RAW RECORDS
----------------------------------------

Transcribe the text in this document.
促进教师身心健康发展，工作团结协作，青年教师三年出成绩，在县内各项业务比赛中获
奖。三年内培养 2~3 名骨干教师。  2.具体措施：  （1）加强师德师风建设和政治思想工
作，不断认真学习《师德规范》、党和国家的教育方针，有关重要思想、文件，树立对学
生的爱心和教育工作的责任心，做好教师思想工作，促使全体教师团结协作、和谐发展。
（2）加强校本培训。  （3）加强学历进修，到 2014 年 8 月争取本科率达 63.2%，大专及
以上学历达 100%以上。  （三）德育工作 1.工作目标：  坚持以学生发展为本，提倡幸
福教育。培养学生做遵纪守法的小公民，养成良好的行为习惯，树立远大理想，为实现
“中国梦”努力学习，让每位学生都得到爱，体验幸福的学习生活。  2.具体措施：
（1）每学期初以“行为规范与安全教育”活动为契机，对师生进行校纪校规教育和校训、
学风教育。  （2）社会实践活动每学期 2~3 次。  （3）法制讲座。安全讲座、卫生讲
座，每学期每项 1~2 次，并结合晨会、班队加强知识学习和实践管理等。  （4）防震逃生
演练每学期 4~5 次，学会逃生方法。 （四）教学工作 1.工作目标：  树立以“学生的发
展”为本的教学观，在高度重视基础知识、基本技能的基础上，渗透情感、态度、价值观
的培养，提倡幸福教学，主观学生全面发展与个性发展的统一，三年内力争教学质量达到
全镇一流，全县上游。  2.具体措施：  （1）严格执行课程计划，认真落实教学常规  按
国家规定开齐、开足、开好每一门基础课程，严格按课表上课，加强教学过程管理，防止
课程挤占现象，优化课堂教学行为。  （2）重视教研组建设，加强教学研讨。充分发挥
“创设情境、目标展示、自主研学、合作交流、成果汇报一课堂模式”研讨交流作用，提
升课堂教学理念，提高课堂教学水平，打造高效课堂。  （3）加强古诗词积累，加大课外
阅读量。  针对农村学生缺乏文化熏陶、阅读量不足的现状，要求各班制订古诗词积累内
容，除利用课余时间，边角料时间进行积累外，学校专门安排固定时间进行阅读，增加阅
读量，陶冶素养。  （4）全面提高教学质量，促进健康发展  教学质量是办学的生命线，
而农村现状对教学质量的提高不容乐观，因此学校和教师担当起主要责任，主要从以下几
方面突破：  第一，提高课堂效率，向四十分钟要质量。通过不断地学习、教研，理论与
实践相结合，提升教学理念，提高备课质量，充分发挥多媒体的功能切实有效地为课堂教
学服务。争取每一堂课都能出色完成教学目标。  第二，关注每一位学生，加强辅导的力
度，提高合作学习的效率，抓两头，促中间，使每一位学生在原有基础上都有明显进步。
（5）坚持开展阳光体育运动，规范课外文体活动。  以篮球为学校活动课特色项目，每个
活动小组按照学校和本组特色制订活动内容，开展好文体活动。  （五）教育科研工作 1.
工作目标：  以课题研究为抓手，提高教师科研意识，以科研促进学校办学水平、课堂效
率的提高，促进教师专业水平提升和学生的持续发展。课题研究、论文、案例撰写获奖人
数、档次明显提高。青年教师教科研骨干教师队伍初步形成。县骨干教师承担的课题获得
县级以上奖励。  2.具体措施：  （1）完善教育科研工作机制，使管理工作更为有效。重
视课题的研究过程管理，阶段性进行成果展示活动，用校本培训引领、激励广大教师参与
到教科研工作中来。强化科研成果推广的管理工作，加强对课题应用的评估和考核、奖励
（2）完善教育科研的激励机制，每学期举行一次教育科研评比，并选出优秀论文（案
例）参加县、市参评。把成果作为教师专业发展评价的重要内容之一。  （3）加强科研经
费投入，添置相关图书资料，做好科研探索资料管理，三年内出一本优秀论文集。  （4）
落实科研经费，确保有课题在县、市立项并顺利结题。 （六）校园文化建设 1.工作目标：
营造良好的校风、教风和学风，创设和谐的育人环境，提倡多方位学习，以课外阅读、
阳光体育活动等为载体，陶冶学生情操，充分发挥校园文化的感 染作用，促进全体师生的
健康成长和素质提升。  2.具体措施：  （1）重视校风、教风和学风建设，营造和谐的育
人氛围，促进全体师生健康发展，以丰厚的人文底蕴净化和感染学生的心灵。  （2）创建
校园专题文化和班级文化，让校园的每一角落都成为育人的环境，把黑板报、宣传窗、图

----------------------------------------

DIRECTIVE
Make an exact copy of every line in the data.

SOLVED EXERCISE
Transcribe the text in this document.
促进教师身心健康发展，工作团结协作，青年教师三年出成绩，在县内各项业务比赛中获
奖。三年内培养 2~3 名骨干教师。  2.具体措施：  （1）加强师德师风建设和政治思想工
作，不断认真学习《师德规范》、党和国家的教育方针，有关重要思想、文件，树立对学
生的爱心和教育工作的责任心，做好教师思想工作，促使全体教师团结协作、和谐发展。
（2）加强校本培训。  （3）加强学历进修，到 2014 年 8 月争取本科率达 63.2%，大专及
以上学历达 100%以上。  （三）德育工作 1.工作目标：  坚持以学生发展为本，提倡幸
福教育。培养学生做遵纪守法的小公民，养成良好的行为习惯，树立远大理想，为实现
“中国梦”努力学习，让每位学生都得到爱，体验幸福的学习生活。  2.具体措施：
（1）每学期初以“行为规范与安全教育”活动为契机，对师生进行校纪校规教育和校训、
学风教育。  （2）社会实践活动每学期 2~3 次。  （3）法制讲座。安全讲座、卫生讲
座，每学期每项 1~2 次，并结合晨会、班队加强知识学习和实践管理等。  （4）防震逃生
演练每学期 4~5 次，学会逃生方法。 （四）教学工作 1.工作目标：  树立以“学生的发
展”为本的教学观，在高度重视基础知识、基本技能的基础上，渗透情感、态度、价值观
的培养，提倡幸福教学，主观学生全面发展与个性发展的统一，三年内力争教学质量达到
全镇一流，全县上游。  2.具体措施：  （1）严格执行课程计划，认真落实教学常规  按
国家规定开齐、开足、开好每一门基础课程，严格按课表上课，加强教学过程管理，防止
课程挤占现象，优化课堂教学行为。  （2）重视教研组建设，加强教学研讨。充分发挥
“创设情境、目标展示、自主研学、合作交流、成果汇报一课堂模式”研讨交流作用，提
升课堂教学理念，提高课堂教学水平，打造高效课堂。  （3）加强古诗词积累，加大课外
阅读量。  针对农村学生缺乏文化熏陶、阅读量不足的现状，要求各班制订古诗词积累内
容，除利用课余时间，边角料时间进行积累外，学校专门安排固定时间进行阅读，增加阅
读量，陶冶素养。  （4）全面提高教学质量，促进健康发展  教学质量是办学的生命线，
而农村现状对教学质量的提高不容乐观，因此学校和教师担当起主要责任，主要从以下几
方面突破：  第一，提高课堂效率，向四十分钟要质量。通过不断地学习、教研，理论与
实践相结合，提升教学理念，提高备课质量，充分发挥多媒体的功能切实有效地为课堂教
学服务。争取每一堂课都能出色完成教学目标。  第二，关注每一位学生，加强辅导的力
度，提高合作学习的效率，抓两头，促中间，使每一位学生在原有基础上都有明显进步。
（5）坚持开展阳光体育运动，规范课外文体活动。  以篮球为学校活动课特色项目，每个
活动小组按照学校和本组特色制订活动内容，开展好文体活动。  （五）教育科研工作 1.
工作目标：  以课题研究为抓手，提高教师科研意识，以科研促进学校办学水平、课堂效
率的提高，促进教师专业水平提升和学生的持续发展。课题研究、论文、案例撰写获奖人
数、档次明显提高。青年教师教科研骨干教师队伍初步形成。县骨干教师承担的课题获得
县级以上奖励。  2.具体措施：  （1）完善教育科研工作机制，使管理工作更为有效。重
视课题的研究过程管理，阶段性进行成果展示活动，用校本培训引领、激励广大教师参与
到教科研工作中来。强化科研成果推广的管理工作，加强对课题应用的评估和考核、奖励
（2）完善教育科研的激励机制，每学期举行一次教育科研评比，并选出优秀论文（案
例）参加县、市参评。把成果作为教师专业发展评价的重要内容之一。  （3）加强科研经
费投入，添置相关图书资料，做好科研探索资料管理，三年内出一本优秀论文集。  （4）
落实科研经费，确保有课题在县、市立项并顺利结题。 （六）校园文化建设 1.工作目标：
营造良好的校风、教风和学风，创设和谐的育人环境，提倡多方位学习，以课外阅读、
阳光体育活动等为载体，陶冶学生情操，充分发挥校园文化的感 染作用，促进全体师生的
健康成长和素质提升。  2.具体措施：  （1）重视校风、教风和学风建设，营造和谐的育
人氛围，促进全体师生健康发展，以丰厚的人文底蕴净化和感染学生的心灵。  （2）创建
校园专题文化和班级文化，让校园的每一角落都成为育人的环境，把黑板报、宣传窗、图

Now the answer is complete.